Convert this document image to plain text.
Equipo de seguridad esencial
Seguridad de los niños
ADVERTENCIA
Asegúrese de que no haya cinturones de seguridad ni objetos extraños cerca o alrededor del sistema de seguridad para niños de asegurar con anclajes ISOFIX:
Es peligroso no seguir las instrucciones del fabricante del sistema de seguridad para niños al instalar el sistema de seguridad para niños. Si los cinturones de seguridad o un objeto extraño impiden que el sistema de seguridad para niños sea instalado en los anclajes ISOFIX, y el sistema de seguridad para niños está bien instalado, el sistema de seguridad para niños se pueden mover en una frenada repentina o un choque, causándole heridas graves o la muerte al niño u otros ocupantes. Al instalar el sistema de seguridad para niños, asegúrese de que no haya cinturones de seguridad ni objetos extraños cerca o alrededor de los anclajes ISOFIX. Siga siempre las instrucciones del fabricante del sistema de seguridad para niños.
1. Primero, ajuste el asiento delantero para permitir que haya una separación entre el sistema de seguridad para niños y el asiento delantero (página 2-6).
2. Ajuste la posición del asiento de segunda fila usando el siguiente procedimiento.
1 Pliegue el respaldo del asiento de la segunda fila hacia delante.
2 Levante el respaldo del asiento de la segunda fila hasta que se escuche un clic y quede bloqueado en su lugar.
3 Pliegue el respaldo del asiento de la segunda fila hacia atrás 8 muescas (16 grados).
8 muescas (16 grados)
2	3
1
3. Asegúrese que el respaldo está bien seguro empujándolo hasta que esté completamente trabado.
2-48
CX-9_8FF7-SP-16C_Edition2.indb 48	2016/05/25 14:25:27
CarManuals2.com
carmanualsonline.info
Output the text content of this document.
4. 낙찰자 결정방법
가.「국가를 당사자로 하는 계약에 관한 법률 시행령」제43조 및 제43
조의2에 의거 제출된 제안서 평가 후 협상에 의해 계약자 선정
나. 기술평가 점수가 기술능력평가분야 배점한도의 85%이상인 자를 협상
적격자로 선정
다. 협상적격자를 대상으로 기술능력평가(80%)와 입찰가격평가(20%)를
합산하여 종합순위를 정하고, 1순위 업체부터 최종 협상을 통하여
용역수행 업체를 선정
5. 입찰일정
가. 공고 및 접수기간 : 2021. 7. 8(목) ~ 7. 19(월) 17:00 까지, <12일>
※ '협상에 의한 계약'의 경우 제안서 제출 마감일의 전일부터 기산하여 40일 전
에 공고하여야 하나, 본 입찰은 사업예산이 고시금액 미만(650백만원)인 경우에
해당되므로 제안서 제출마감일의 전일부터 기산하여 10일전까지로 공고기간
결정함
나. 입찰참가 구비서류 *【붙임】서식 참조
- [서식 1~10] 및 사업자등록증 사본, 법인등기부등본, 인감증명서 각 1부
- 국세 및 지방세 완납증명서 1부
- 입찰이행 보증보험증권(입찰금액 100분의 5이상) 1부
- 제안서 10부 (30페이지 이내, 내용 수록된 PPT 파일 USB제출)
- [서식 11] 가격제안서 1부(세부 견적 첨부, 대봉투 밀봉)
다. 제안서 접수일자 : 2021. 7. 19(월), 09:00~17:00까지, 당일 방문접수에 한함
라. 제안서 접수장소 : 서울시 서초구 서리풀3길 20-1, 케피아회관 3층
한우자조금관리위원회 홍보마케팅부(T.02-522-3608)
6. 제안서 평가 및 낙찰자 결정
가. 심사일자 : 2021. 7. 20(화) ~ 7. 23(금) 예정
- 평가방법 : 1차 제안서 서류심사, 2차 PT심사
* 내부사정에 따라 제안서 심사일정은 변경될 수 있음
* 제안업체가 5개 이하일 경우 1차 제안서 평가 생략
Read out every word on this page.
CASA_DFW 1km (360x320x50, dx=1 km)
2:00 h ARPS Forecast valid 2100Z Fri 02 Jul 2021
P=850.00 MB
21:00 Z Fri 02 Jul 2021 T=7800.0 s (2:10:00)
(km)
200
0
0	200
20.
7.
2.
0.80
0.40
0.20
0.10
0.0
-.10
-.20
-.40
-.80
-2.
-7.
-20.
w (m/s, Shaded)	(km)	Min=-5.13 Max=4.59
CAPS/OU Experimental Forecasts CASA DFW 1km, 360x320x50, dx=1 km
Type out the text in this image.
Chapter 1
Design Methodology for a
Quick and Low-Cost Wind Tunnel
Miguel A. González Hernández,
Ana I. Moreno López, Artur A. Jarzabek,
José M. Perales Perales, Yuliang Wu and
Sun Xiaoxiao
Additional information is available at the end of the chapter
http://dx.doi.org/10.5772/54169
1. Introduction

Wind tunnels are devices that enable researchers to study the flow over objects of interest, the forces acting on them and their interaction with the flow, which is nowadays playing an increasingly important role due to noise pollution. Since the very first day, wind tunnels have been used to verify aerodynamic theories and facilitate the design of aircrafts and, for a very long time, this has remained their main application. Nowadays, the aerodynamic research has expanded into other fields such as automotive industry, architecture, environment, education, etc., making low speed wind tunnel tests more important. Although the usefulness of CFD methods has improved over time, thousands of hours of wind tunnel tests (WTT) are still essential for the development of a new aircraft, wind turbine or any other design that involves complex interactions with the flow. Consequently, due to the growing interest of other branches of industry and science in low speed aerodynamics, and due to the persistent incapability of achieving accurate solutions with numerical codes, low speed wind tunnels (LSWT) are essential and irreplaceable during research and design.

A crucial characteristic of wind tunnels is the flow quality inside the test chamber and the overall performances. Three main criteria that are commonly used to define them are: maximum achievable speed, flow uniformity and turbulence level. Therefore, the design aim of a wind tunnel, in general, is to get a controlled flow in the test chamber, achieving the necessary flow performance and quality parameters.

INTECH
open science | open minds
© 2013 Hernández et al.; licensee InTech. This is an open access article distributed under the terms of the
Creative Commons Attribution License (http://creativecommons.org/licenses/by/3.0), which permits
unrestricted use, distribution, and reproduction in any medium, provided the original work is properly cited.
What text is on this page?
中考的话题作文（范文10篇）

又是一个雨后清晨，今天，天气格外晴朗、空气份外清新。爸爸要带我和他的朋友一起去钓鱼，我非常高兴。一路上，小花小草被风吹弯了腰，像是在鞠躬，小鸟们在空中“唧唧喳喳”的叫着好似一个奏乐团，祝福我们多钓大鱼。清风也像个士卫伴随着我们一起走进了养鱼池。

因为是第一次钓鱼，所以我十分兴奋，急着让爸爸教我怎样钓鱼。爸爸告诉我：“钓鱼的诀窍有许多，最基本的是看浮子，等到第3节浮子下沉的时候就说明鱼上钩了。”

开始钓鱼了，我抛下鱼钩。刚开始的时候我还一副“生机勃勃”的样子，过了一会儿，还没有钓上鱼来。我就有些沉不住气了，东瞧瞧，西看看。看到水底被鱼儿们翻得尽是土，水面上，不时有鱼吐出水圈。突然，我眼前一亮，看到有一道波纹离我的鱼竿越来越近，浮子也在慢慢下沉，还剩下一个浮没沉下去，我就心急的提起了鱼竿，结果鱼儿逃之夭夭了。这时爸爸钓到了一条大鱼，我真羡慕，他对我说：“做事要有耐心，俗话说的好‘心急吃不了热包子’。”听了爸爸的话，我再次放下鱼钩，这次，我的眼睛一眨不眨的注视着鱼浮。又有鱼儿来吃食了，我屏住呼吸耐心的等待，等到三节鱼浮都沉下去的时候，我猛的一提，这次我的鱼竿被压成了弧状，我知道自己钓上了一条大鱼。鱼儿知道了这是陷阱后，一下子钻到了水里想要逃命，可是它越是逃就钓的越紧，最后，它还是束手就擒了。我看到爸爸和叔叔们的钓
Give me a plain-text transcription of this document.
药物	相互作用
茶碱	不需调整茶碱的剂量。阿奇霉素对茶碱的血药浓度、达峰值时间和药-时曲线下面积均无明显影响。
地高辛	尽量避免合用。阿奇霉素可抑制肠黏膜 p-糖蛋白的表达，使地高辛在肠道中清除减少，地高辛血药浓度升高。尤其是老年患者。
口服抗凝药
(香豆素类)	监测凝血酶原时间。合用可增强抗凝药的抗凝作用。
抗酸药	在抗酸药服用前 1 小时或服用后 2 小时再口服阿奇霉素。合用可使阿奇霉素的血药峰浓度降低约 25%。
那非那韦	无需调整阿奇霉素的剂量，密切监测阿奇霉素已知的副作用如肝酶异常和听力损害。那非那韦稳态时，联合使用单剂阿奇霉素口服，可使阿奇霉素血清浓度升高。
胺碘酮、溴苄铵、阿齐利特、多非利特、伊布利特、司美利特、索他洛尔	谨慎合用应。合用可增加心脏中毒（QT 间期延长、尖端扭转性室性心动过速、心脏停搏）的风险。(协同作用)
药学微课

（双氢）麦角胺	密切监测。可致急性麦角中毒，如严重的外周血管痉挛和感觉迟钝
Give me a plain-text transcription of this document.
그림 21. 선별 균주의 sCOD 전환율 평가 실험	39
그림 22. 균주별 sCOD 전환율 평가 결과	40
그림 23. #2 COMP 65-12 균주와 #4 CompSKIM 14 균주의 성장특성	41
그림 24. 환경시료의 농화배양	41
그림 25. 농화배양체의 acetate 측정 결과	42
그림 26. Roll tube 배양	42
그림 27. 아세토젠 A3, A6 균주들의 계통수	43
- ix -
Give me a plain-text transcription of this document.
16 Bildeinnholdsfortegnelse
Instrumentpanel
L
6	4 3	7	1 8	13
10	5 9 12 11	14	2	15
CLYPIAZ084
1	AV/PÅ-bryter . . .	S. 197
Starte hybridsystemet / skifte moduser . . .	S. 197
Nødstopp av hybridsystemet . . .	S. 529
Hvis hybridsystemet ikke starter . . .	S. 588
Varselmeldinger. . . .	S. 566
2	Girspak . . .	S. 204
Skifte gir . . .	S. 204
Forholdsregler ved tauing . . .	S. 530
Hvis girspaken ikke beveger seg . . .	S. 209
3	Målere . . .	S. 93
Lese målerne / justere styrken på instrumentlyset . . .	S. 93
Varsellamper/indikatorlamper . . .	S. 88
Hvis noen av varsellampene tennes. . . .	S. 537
▬▬▬
▶ _What to work on_:
Isolate each line of the listing above that includes "hacia". Copy it.

▶ _Final result_:
1 Pliegue el respaldo del asiento de la segunda fila hacia delante.
3 Pliegue el respaldo del asiento de la segunda fila hacia atrás 8 muescas (16 grados).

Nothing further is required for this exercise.